Exercise directions: According to the text below about Escape from Monkey Island, which instruments make up the game's score?

Text for analysis:
= = = = = = =

Even though the backgrounds are just as detailed as other aspects of the game, they proved to be the biggest challenge for the artists at LucasArts. Unlike Grim Fandango's setting, the world of the Monkey Island series is bright and lively, and it looks distinctly like a cartoon. Conveying that feel was relatively easy in the previous Monkey Island games, since everything was hand drawn. But even the backgrounds in Escape from Monkey Island have to be rendered in 3D before being transposed into the game. Clarke and Stemmle credit the game's artists for successfully pulling off an animated look to the static backgrounds of Escape from Monkey Island. Clouds are displayed with gratuitous curves, and palm trees look like caricatures; the entire game looks very clean, and the 3D characters mesh beautifully with the 2D backgrounds.
In the past 12 months, LucasArts has undergone a lot of changes in its staff and has lost a lot of top-level names. Among the key departures are Tim Schafer and Jack Sorenson, the company president. Last month, it was also revealed that the musical trio responsible for much of LucasArts' music - Clint Bajakian, Michael Land, and Peter McConnell - had also left the company to pursue their own interests. When Escape from Monkey Island was announced, fans of the series were looking forward to hearing the latest score from these three musicians but were soon disappointed to hear about their departure a few months later. During our visit to LucasArts, we inquired about their current whereabouts and were surprised to find out that all three had been contracted by the design team to write the music for Escape from Monkey Island. The entire score is very mellow and is made up of soft string instruments, steel drums, and flutes. The soundtrack really conveys the feeling of being on an exotic desert island... or in a travel agency.

= = = = = = =

Supplied information:
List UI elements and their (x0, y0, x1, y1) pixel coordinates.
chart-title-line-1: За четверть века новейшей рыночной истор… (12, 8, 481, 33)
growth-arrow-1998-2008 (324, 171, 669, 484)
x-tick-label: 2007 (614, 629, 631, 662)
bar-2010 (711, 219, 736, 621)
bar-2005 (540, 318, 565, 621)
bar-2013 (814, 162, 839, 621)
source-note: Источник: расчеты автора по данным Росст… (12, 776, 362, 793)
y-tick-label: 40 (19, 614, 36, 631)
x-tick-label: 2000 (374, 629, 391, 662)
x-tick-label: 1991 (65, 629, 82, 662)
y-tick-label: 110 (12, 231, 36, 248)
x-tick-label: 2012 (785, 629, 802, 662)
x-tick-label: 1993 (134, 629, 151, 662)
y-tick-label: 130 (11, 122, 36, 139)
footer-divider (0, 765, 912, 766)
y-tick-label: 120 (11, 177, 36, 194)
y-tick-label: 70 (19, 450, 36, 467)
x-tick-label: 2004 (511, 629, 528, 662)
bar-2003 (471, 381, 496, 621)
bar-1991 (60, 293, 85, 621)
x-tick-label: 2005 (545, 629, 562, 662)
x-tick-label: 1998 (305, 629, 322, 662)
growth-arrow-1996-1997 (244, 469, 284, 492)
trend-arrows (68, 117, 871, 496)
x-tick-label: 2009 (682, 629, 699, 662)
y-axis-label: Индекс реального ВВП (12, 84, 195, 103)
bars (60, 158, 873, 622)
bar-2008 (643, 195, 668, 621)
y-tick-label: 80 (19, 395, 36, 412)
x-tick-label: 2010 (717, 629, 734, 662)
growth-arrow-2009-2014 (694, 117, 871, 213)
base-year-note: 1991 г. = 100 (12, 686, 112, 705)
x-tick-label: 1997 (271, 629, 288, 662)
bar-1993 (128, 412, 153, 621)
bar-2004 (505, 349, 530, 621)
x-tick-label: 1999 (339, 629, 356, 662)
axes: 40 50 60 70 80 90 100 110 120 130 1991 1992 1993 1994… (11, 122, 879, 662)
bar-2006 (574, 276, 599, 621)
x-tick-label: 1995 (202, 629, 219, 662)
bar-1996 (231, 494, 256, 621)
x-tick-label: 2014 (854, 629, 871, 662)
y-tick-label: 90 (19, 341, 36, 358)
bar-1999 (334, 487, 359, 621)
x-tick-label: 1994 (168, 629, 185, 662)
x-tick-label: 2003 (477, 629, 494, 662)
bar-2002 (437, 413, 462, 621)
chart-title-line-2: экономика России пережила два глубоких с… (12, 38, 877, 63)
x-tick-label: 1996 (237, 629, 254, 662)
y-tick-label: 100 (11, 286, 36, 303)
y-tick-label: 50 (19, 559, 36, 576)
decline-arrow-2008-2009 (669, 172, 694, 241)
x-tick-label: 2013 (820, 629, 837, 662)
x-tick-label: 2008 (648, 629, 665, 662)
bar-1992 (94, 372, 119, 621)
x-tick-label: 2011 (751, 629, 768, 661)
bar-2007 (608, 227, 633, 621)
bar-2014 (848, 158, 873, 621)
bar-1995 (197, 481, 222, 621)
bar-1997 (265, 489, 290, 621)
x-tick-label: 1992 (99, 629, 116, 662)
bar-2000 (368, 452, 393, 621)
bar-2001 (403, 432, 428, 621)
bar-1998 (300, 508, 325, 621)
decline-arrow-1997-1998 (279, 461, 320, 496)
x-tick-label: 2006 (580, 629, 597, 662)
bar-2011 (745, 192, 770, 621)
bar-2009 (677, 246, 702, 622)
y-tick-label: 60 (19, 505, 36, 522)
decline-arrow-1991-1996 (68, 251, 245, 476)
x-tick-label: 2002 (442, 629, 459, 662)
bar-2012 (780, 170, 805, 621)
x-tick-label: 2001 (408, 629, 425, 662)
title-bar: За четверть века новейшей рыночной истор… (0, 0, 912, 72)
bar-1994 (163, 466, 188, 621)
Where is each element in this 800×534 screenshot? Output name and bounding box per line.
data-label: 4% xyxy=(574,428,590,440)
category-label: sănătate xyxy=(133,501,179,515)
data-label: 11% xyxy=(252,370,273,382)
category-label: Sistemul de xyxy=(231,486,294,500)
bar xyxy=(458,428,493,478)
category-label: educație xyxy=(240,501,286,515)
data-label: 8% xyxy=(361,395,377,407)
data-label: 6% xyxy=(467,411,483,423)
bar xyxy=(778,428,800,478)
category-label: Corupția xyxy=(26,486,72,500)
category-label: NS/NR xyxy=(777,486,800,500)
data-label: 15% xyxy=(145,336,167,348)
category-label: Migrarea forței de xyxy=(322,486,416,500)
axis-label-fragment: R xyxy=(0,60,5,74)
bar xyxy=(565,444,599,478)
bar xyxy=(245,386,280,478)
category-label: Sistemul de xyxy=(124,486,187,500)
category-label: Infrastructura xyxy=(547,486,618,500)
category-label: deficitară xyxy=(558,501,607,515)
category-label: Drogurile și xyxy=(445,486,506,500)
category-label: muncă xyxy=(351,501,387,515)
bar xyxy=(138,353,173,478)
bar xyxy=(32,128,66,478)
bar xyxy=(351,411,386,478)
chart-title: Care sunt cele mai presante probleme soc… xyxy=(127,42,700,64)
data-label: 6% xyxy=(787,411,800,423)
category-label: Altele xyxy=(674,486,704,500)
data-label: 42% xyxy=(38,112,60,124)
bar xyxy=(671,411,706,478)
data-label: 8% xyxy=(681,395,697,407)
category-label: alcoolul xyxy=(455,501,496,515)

= = = = = = =

Response below: Soft string instruments, steel drums, and flutes.